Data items
-- -- --
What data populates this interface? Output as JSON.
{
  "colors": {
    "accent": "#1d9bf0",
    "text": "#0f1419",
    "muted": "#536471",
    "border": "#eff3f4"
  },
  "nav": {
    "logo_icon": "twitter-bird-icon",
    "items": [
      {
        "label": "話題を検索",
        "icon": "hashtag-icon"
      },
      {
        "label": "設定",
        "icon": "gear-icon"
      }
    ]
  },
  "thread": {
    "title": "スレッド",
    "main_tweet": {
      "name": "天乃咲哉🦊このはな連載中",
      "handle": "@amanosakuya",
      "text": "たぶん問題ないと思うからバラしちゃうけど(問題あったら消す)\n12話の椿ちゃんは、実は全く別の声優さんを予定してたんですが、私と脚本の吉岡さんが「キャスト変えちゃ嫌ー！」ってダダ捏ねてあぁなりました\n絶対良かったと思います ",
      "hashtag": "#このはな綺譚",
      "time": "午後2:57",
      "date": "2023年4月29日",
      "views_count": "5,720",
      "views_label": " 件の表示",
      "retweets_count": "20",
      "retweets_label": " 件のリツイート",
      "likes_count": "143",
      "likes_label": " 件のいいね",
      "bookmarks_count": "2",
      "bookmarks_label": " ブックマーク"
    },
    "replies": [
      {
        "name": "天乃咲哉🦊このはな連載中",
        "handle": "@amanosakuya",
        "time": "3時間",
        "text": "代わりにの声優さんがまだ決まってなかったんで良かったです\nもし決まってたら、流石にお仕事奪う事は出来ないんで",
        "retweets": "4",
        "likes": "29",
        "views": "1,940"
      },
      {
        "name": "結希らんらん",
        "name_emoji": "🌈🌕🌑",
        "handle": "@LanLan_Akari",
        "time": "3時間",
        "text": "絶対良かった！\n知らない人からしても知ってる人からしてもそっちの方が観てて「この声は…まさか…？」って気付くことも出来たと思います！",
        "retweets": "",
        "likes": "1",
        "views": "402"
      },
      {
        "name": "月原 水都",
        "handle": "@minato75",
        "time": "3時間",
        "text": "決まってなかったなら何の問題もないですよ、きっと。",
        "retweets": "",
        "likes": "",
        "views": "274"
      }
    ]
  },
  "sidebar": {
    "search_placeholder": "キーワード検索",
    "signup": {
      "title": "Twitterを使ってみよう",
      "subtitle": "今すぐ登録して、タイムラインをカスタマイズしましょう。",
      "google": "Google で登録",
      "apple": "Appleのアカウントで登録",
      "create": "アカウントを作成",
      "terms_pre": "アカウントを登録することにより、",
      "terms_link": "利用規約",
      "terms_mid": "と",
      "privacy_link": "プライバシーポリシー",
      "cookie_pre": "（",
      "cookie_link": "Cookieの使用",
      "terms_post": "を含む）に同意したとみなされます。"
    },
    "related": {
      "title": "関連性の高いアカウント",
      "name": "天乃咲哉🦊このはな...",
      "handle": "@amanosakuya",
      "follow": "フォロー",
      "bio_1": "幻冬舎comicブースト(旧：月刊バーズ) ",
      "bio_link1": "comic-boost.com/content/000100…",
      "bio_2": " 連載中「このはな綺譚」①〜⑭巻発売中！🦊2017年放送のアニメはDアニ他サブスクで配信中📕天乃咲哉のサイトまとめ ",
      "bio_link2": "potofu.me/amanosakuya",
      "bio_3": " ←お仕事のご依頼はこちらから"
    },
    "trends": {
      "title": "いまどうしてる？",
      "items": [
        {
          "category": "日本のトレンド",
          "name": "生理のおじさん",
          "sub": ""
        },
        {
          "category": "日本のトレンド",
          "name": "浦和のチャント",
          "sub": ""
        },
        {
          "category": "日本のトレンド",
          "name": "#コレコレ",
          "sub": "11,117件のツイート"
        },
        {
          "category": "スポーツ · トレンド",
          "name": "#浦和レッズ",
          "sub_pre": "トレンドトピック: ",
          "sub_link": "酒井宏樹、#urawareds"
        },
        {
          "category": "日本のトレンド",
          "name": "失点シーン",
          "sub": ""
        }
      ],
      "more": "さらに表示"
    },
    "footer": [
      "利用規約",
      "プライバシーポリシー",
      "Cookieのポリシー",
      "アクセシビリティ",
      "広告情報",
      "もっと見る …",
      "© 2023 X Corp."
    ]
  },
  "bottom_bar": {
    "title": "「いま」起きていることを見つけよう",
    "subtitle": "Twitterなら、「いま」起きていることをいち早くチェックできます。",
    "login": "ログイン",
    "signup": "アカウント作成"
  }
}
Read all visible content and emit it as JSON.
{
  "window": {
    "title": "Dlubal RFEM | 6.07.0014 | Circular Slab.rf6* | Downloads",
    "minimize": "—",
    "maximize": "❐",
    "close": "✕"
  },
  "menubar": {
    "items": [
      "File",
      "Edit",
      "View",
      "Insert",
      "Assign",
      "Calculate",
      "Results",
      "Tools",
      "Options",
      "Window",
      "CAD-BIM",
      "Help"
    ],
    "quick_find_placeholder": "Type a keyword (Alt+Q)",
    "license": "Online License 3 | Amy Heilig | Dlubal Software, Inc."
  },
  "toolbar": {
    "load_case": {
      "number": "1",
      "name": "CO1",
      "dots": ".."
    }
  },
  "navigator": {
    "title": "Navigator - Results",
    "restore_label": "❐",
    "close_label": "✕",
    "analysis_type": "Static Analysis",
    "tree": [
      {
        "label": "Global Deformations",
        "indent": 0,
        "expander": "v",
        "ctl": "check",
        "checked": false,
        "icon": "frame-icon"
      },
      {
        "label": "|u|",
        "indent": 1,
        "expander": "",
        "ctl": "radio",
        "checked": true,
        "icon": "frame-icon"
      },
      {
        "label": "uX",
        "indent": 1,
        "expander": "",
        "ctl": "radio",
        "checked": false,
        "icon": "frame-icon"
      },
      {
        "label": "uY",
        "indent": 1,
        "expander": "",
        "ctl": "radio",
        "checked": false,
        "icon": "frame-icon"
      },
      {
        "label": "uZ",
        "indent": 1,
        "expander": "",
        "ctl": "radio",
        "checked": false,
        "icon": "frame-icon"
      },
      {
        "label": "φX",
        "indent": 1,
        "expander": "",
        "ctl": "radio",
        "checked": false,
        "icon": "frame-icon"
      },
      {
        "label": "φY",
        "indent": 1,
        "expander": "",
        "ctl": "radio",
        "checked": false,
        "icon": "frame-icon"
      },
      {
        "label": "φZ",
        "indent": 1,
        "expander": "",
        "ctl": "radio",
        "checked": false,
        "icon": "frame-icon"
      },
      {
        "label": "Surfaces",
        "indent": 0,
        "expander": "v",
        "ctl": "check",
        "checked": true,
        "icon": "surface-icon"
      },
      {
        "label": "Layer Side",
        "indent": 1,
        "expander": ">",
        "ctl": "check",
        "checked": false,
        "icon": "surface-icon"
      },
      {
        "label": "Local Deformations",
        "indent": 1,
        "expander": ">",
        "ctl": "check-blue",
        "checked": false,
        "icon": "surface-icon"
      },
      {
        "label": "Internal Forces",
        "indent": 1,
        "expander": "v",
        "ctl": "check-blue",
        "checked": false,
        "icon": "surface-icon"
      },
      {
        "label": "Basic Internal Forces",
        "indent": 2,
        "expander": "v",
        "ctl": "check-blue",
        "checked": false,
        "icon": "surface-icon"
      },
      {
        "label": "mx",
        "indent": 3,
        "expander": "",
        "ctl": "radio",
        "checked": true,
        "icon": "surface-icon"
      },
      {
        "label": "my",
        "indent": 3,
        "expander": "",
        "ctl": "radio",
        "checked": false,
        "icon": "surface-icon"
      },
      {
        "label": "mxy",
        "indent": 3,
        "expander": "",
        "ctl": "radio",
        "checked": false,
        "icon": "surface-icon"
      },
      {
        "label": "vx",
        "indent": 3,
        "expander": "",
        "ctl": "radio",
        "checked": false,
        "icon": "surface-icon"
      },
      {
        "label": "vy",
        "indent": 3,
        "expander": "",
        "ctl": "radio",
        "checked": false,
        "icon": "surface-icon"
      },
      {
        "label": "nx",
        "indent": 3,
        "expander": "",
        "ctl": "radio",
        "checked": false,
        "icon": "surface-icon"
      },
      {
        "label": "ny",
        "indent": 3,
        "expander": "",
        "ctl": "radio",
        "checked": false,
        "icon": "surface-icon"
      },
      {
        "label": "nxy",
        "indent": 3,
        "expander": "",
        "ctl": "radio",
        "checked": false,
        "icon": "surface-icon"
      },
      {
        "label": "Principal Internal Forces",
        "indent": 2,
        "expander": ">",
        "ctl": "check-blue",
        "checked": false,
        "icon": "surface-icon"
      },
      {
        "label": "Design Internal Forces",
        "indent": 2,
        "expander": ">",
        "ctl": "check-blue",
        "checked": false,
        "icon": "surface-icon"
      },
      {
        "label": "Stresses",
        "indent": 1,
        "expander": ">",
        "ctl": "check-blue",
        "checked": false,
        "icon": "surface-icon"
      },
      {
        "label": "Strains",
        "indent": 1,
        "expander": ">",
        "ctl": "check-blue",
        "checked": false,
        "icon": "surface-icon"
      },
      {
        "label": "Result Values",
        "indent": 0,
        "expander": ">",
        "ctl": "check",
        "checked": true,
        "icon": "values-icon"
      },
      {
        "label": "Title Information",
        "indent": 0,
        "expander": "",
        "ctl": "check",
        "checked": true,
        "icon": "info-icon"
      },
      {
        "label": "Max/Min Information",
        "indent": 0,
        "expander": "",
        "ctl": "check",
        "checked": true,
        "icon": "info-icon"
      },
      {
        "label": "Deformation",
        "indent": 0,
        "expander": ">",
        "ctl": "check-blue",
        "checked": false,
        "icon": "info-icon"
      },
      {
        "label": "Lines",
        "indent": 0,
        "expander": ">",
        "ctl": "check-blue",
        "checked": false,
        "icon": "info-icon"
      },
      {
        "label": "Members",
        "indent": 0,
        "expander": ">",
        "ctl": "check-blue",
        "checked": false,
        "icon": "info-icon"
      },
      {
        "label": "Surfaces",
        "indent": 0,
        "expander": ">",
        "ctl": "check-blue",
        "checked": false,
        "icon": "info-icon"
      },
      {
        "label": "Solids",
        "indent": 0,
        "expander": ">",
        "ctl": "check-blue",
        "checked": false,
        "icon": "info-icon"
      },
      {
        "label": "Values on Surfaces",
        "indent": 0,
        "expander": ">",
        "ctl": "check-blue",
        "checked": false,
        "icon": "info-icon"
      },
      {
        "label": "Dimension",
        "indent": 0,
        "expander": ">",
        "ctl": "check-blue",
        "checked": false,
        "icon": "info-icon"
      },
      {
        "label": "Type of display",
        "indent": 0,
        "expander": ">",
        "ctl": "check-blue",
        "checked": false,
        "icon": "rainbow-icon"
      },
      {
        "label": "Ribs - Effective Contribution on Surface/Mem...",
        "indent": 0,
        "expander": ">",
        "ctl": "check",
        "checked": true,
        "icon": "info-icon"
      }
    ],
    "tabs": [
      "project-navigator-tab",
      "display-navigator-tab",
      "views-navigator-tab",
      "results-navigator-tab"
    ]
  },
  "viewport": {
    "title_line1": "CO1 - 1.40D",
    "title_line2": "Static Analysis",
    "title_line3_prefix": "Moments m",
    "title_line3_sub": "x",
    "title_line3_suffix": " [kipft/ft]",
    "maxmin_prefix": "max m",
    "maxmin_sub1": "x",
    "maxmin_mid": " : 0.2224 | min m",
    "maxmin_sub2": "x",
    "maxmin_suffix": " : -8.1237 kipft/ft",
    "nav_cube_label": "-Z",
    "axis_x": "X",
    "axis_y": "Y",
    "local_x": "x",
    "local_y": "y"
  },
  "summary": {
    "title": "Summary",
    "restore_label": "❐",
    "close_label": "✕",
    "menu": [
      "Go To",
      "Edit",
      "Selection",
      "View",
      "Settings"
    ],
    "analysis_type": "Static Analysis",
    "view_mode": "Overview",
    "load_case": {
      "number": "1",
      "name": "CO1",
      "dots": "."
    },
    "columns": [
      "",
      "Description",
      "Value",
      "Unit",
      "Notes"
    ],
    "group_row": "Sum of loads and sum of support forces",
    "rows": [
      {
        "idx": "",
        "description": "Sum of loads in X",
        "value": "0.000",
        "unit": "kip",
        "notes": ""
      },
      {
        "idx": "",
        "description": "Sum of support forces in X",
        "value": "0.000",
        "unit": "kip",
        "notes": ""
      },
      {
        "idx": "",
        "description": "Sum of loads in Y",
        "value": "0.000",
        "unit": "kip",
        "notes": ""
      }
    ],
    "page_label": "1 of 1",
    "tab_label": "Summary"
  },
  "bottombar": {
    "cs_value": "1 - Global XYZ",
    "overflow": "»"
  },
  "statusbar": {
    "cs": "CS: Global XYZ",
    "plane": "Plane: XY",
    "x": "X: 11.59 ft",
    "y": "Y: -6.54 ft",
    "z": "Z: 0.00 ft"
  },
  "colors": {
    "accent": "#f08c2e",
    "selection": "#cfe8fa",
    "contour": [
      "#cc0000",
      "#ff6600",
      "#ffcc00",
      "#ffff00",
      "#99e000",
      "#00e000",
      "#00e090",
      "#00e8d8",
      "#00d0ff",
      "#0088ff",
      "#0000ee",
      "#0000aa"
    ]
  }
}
-- -- --
__PROBLEM DETAILS__: Extract from the data every line where "Information" shows up.

__COMPLETE ANSWER__:
        "label": "Title Information",
        "label": "Max/Min Information",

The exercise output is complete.